EXERCISE BRIEF: Read the records below. Copy each line where the string "base" occurs.
— Start —
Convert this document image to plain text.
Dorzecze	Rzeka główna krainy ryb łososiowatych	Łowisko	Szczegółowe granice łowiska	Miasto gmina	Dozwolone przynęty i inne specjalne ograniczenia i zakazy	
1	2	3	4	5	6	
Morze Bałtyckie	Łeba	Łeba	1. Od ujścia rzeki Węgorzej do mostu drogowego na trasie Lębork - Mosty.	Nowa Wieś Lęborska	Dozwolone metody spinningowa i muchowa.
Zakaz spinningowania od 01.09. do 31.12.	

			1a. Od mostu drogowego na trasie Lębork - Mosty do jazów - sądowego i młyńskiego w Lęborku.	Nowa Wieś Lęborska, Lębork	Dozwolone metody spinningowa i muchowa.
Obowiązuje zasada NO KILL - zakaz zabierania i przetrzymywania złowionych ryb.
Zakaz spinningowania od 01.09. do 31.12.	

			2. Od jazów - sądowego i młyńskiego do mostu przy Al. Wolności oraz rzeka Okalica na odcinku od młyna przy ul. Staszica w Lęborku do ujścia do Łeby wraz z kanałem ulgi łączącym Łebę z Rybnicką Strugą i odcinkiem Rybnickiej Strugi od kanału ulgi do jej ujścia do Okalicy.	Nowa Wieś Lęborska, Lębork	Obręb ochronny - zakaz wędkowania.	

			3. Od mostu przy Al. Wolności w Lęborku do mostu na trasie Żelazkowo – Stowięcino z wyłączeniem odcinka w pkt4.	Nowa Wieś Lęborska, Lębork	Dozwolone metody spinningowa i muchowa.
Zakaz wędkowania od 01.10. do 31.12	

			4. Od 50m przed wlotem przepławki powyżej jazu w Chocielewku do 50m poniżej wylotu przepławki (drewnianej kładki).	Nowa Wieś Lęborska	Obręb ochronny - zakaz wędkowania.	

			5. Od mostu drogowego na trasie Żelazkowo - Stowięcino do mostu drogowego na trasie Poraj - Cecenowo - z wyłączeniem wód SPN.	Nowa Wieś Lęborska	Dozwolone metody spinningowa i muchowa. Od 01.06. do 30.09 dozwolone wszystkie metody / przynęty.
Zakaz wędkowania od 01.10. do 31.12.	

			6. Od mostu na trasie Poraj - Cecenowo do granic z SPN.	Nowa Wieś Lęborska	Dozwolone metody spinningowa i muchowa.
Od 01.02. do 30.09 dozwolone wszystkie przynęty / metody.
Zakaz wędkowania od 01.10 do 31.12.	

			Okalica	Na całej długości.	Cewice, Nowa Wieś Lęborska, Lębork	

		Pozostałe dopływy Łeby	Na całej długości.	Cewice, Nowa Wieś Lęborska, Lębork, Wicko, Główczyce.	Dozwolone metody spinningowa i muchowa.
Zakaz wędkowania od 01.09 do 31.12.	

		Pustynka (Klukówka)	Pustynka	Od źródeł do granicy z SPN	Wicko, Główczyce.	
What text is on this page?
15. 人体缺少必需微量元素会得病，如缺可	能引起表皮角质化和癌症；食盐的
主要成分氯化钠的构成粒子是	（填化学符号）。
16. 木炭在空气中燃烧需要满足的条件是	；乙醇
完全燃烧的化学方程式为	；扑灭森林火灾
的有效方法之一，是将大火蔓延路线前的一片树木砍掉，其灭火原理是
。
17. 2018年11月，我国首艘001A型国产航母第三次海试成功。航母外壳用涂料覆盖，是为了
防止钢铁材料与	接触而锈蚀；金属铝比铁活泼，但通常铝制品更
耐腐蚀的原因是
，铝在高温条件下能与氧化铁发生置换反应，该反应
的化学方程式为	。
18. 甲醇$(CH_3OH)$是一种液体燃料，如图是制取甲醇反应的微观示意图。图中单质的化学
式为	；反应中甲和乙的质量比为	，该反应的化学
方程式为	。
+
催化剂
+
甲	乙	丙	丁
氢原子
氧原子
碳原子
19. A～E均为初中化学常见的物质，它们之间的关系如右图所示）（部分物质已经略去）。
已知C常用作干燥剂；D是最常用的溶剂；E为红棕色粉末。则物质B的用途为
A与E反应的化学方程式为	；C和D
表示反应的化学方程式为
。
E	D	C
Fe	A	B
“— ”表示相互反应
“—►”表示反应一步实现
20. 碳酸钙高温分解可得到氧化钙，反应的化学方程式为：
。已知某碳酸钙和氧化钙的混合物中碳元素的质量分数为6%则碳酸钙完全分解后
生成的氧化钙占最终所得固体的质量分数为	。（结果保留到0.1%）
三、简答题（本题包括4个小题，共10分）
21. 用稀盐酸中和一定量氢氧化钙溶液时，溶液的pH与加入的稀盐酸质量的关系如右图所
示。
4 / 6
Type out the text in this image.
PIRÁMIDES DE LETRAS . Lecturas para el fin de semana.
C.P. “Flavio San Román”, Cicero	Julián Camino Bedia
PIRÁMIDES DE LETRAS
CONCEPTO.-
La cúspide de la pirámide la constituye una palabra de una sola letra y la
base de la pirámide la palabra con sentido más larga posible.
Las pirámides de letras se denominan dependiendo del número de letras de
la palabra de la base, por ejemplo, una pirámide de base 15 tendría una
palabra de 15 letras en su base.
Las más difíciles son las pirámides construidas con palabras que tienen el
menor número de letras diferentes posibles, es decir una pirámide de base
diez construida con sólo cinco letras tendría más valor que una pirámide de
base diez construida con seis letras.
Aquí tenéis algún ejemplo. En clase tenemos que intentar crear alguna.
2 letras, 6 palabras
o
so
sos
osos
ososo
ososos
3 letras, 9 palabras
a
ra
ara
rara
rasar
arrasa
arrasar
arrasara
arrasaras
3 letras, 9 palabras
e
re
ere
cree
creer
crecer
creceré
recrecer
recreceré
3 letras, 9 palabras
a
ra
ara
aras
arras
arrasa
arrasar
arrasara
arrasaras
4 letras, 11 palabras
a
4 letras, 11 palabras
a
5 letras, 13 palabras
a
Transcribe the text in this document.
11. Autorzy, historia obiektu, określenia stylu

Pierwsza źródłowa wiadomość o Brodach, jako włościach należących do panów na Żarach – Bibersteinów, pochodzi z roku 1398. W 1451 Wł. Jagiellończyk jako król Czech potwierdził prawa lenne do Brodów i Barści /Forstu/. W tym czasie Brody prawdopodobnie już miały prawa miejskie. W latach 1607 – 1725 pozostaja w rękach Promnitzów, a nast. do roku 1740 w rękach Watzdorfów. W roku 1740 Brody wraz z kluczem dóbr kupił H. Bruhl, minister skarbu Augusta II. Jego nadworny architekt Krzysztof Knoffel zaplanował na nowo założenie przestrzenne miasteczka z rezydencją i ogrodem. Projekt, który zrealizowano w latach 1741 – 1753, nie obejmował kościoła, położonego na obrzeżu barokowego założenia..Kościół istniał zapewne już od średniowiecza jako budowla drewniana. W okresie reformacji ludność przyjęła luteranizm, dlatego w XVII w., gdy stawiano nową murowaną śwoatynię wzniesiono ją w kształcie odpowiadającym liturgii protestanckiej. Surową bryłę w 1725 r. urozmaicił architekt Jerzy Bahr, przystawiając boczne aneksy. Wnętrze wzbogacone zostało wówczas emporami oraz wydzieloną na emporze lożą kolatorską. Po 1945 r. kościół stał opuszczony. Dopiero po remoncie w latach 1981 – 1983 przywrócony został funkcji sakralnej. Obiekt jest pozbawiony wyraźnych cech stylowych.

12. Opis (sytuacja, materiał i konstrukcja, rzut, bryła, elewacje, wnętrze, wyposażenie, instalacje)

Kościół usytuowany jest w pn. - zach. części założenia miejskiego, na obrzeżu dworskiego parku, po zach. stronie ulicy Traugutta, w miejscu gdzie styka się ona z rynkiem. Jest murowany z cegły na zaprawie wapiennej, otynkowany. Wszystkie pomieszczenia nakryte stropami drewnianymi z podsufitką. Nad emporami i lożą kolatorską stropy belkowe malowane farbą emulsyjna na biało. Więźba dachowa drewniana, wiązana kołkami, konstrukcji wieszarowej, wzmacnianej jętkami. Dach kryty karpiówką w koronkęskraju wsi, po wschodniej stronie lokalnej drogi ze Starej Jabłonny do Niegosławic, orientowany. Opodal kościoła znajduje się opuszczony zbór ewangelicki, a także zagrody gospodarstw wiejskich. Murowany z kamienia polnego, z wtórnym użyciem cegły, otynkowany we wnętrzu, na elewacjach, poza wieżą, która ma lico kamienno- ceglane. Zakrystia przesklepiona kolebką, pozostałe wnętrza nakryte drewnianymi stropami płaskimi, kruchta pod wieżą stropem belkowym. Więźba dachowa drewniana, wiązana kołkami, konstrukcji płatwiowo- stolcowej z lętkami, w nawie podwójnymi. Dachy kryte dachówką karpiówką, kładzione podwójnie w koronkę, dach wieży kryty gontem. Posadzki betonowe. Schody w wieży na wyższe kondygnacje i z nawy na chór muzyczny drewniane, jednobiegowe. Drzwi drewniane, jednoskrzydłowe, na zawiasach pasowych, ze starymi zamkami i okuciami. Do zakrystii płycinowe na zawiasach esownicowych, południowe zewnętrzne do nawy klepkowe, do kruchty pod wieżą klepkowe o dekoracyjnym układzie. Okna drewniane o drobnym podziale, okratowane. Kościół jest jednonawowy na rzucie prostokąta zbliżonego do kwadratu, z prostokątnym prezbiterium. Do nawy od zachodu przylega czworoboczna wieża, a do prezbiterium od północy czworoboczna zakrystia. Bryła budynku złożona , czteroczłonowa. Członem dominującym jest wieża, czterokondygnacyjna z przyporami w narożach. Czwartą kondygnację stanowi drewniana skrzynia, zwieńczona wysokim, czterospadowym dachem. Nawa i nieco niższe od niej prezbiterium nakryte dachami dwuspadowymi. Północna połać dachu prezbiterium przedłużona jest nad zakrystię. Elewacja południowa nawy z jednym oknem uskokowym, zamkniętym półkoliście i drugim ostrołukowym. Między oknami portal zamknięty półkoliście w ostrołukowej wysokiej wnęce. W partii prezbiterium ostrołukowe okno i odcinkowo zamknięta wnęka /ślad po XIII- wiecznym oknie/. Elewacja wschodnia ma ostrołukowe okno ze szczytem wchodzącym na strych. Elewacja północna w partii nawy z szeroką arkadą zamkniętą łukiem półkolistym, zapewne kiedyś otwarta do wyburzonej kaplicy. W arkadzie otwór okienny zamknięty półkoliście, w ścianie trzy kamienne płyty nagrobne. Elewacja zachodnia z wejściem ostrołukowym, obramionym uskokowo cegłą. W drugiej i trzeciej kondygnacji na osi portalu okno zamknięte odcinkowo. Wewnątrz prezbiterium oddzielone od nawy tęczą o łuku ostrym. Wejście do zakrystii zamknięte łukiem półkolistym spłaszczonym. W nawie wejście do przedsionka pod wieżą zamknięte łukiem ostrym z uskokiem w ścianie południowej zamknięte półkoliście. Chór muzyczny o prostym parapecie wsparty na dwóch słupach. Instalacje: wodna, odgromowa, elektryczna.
— End —
FULL ANSWER:
base de la pirámide la palabra con sentido más larga posible.
la palabra de la base, por ejemplo, una pirámide de base 15 tendría una
palabra de 15 letras en su base.
menor número de letras diferentes posibles, es decir una pirámide de base
base diez construida con seis letras.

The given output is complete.